Figure dataset records
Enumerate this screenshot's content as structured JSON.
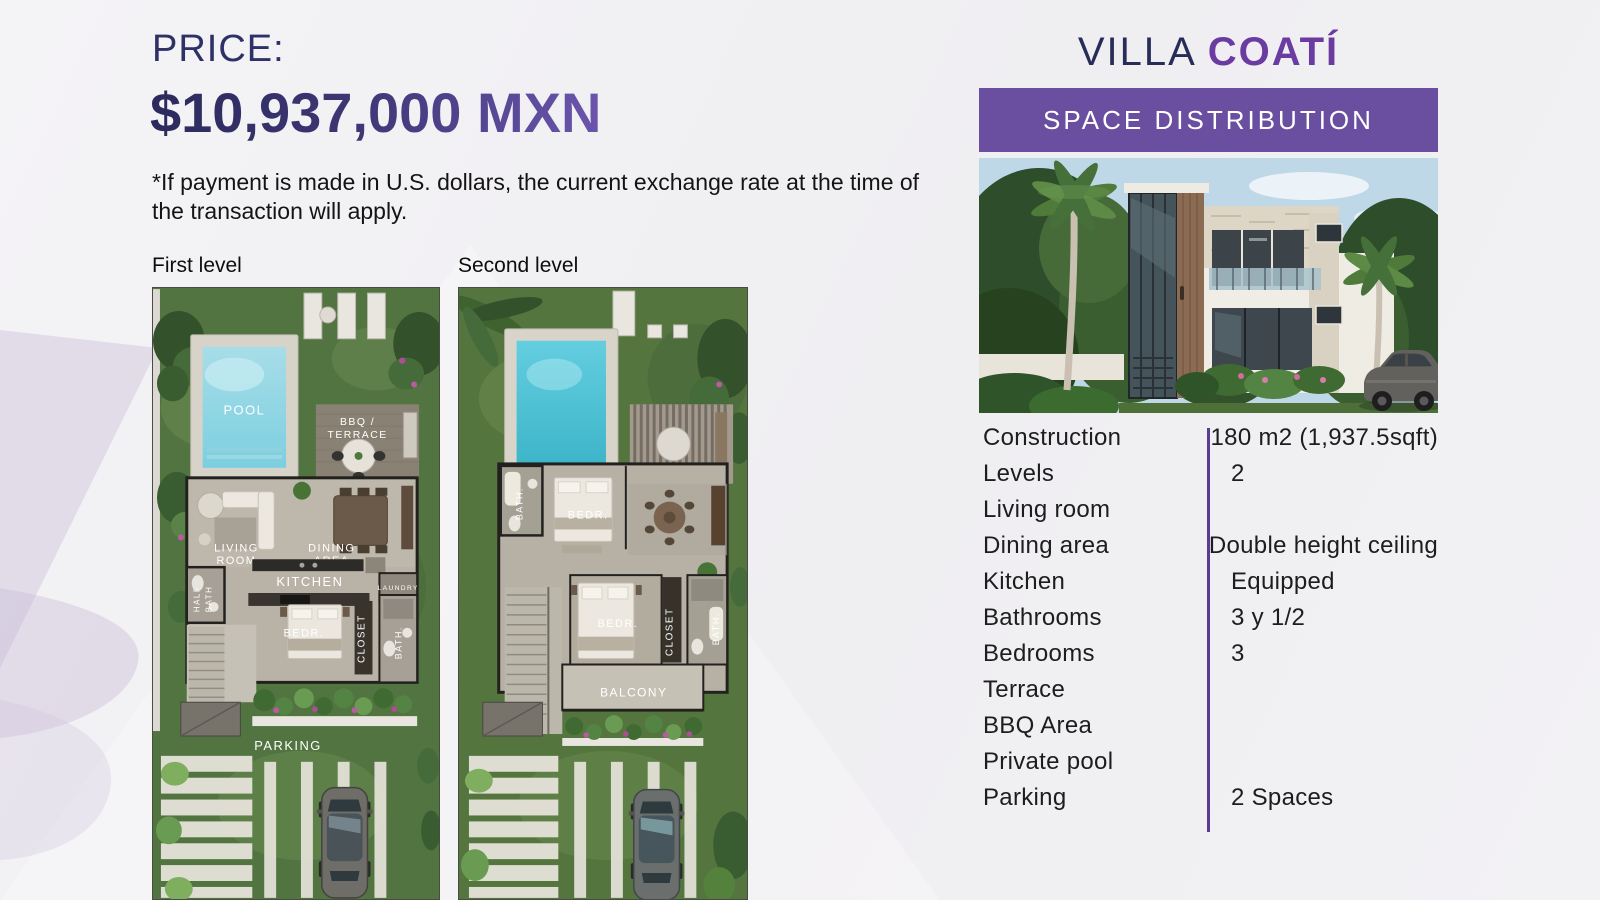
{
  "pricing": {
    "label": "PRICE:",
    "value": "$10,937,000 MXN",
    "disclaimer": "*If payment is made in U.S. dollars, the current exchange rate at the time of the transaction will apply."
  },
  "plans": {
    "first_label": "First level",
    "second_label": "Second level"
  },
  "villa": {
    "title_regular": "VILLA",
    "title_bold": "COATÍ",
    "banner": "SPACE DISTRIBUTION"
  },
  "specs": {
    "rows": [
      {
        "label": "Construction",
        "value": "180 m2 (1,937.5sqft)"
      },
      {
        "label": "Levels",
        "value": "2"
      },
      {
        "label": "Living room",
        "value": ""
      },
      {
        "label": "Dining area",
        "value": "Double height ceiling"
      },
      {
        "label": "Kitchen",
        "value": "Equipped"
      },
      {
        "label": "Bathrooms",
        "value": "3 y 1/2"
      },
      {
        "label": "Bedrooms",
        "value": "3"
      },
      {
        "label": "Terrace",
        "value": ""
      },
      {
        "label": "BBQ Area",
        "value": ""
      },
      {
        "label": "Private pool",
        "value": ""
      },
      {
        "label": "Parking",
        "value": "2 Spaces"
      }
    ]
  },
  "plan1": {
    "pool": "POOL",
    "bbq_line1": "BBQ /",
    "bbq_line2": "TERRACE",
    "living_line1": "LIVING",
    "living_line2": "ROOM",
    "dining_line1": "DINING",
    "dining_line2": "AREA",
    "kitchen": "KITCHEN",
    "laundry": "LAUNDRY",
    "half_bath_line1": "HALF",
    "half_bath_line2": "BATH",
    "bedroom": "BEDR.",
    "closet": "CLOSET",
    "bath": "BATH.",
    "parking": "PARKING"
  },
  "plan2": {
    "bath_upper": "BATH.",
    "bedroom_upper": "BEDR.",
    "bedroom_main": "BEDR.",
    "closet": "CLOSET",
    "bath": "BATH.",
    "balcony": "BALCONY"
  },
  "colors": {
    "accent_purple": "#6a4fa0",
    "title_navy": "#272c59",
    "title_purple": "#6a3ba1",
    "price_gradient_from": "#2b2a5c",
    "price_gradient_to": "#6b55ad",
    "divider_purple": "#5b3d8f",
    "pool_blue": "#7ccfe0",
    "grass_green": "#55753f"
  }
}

Stated task: Write out the records above exactly as they stand, leaving out every picture.

Worked solution:
Enumerate this screenshot's content as structured JSON.
{
  "pricing": {
    "label": "PRICE:",
    "value": "$10,937,000 MXN",
    "disclaimer": "*If payment is made in U.S. dollars, the current exchange rate at the time of the transaction will apply."
  },
  "plans": {
    "first_label": "First level",
    "second_label": "Second level"
  },
  "villa": {
    "title_regular": "VILLA",
    "title_bold": "COATÍ",
    "banner": "SPACE DISTRIBUTION"
  },
  "specs": {
    "rows": [
      {
        "label": "Construction",
        "value": "180 m2 (1,937.5sqft)"
      },
      {
        "label": "Levels",
        "value": "2"
      },
      {
        "label": "Living room",
        "value": ""
      },
      {
        "label": "Dining area",
        "value": "Double height ceiling"
      },
      {
        "label": "Kitchen",
        "value": "Equipped"
      },
      {
        "label": "Bathrooms",
        "value": "3 y 1/2"
      },
      {
        "label": "Bedrooms",
        "value": "3"
      },
      {
        "label": "Terrace",
        "value": ""
      },
      {
        "label": "BBQ Area",
        "value": ""
      },
      {
        "label": "Private pool",
        "value": ""
      },
      {
        "label": "Parking",
        "value": "2 Spaces"
      }
    ]
  },
  "plan1": {
    "pool": "POOL",
    "bbq_line1": "BBQ /",
    "bbq_line2": "TERRACE",
    "living_line1": "LIVING",
    "living_line2": "ROOM",
    "dining_line1": "DINING",
    "dining_line2": "AREA",
    "kitchen": "KITCHEN",
    "laundry": "LAUNDRY",
    "half_bath_line1": "HALF",
    "half_bath_line2": "BATH",
    "bedroom": "BEDR.",
    "closet": "CLOSET",
    "bath": "BATH.",
    "parking": "PARKING"
  },
  "plan2": {
    "bath_upper": "BATH.",
    "bedroom_upper": "BEDR.",
    "bedroom_main": "BEDR.",
    "closet": "CLOSET",
    "bath": "BATH.",
    "balcony": "BALCONY"
  },
  "colors": {
    "accent_purple": "#6a4fa0",
    "title_navy": "#272c59",
    "title_purple": "#6a3ba1",
    "price_gradient_from": "#2b2a5c",
    "price_gradient_to": "#6b55ad",
    "divider_purple": "#5b3d8f",
    "pool_blue": "#7ccfe0",
    "grass_green": "#55753f"
  }
}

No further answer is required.